Records from a collection of figures:
□ □ □ □ □ □ □
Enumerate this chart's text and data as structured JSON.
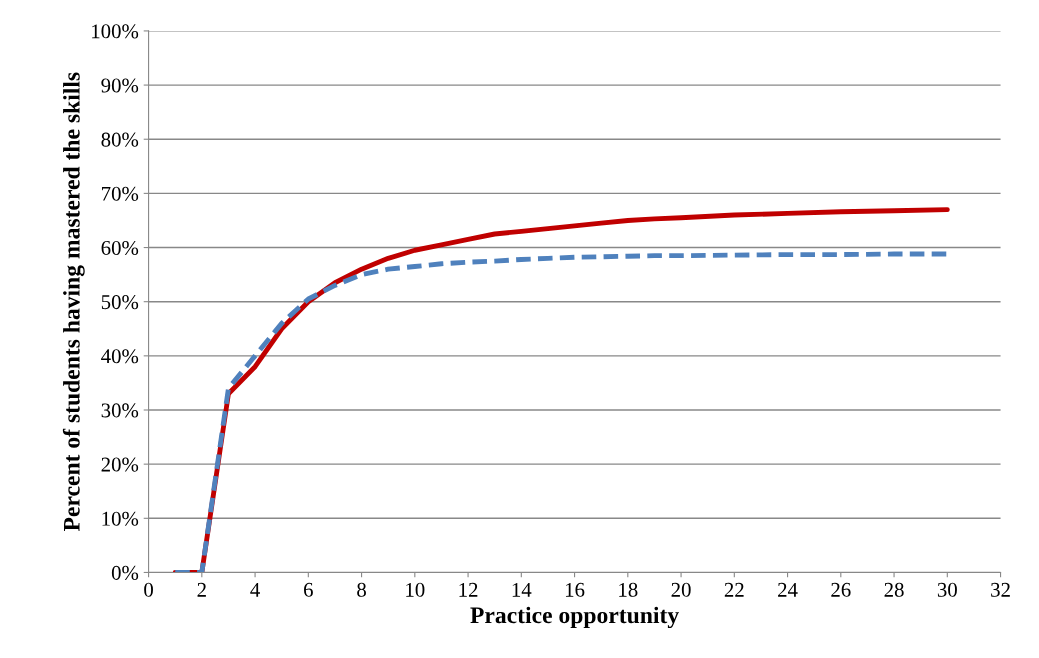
{
  "chart_data": {
    "type": "line",
    "xlabel": "Practice opportunity",
    "ylabel": "Percent of students having mastered the skills",
    "x": [
      1,
      2,
      3,
      4,
      5,
      6,
      7,
      8,
      9,
      10,
      11,
      12,
      13,
      14,
      15,
      16,
      17,
      18,
      19,
      20,
      22,
      24,
      26,
      28,
      30
    ],
    "series": [
      {
        "color": "#c00000",
        "line_style": "solid",
        "values": [
          0,
          0,
          33,
          38,
          45,
          50,
          53.5,
          56,
          58,
          59.5,
          60.5,
          61.5,
          62.5,
          63,
          63.5,
          64,
          64.5,
          65,
          65.3,
          65.5,
          66,
          66.3,
          66.6,
          66.8,
          67
        ]
      },
      {
        "color": "#4f81bd",
        "line_style": "dashed",
        "values": [
          0,
          0,
          34,
          40,
          46,
          50.5,
          53,
          55,
          56,
          56.5,
          57,
          57.3,
          57.5,
          57.8,
          58,
          58.2,
          58.3,
          58.4,
          58.5,
          58.5,
          58.6,
          58.7,
          58.7,
          58.8,
          58.8
        ]
      }
    ],
    "xlim": [
      0,
      32
    ],
    "xticks": [
      0,
      2,
      4,
      6,
      8,
      10,
      12,
      14,
      16,
      18,
      20,
      22,
      24,
      26,
      28,
      30,
      32
    ],
    "ylim": [
      0,
      100
    ],
    "yticks": [
      {
        "value": 0,
        "label": "0%"
      },
      {
        "value": 10,
        "label": "10%"
      },
      {
        "value": 20,
        "label": "20%"
      },
      {
        "value": 30,
        "label": "30%"
      },
      {
        "value": 40,
        "label": "40%"
      },
      {
        "value": 50,
        "label": "50%"
      },
      {
        "value": 60,
        "label": "60%"
      },
      {
        "value": 70,
        "label": "70%"
      },
      {
        "value": 80,
        "label": "80%"
      },
      {
        "value": 90,
        "label": "90%"
      },
      {
        "value": 100,
        "label": "100%"
      }
    ],
    "grid": "y",
    "marker": "none"
  }
}
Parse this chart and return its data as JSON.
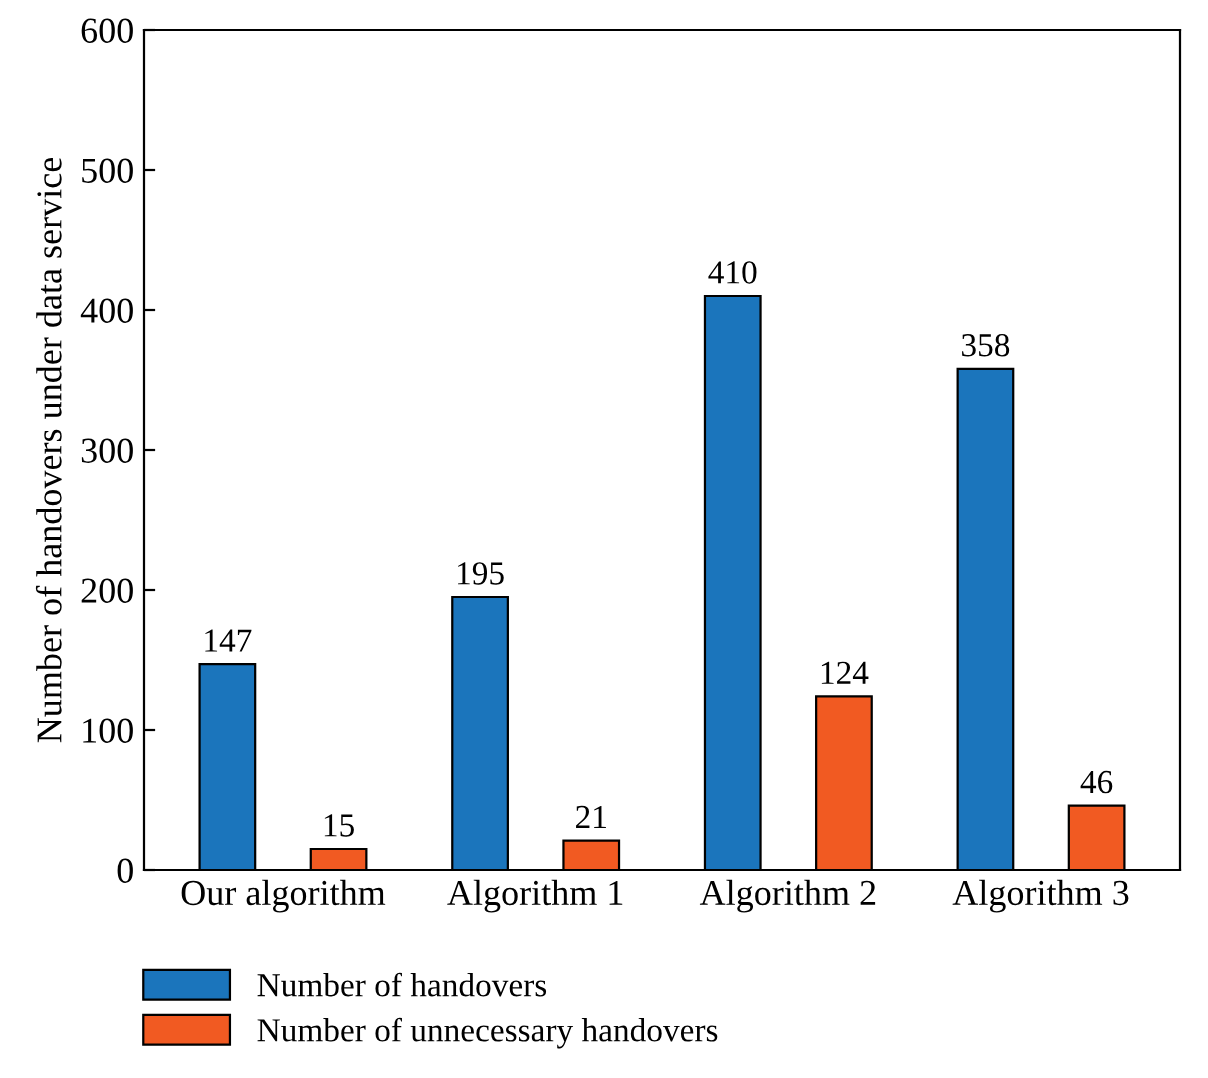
{
  "chart_data": {
    "type": "bar",
    "ylabel": "Number of handovers under data service",
    "categories": [
      "Our algorithm",
      "Algorithm 1",
      "Algorithm 2",
      "Algorithm 3"
    ],
    "series": [
      {
        "name": "Number of handovers",
        "color": "#1b75bc",
        "values": [
          147,
          195,
          410,
          358
        ]
      },
      {
        "name": "Number of unnecessary handovers",
        "color": "#f15a22",
        "values": [
          15,
          21,
          124,
          46
        ]
      }
    ],
    "ylim": [
      0,
      600
    ],
    "yticks": [
      0,
      100,
      200,
      300,
      400,
      500,
      600
    ],
    "grid": false,
    "legend": "bottom",
    "data_labels": true
  }
}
□ □ □ □ □ □ □
TASK TO CARRY OUT:
Look over the records above and copy each line that includes the string "Number".

EXERCISE SOLUTION:
    "ylabel": "Number of handovers under data service",
        "name": "Number of handovers",
        "name": "Number of unnecessary handovers",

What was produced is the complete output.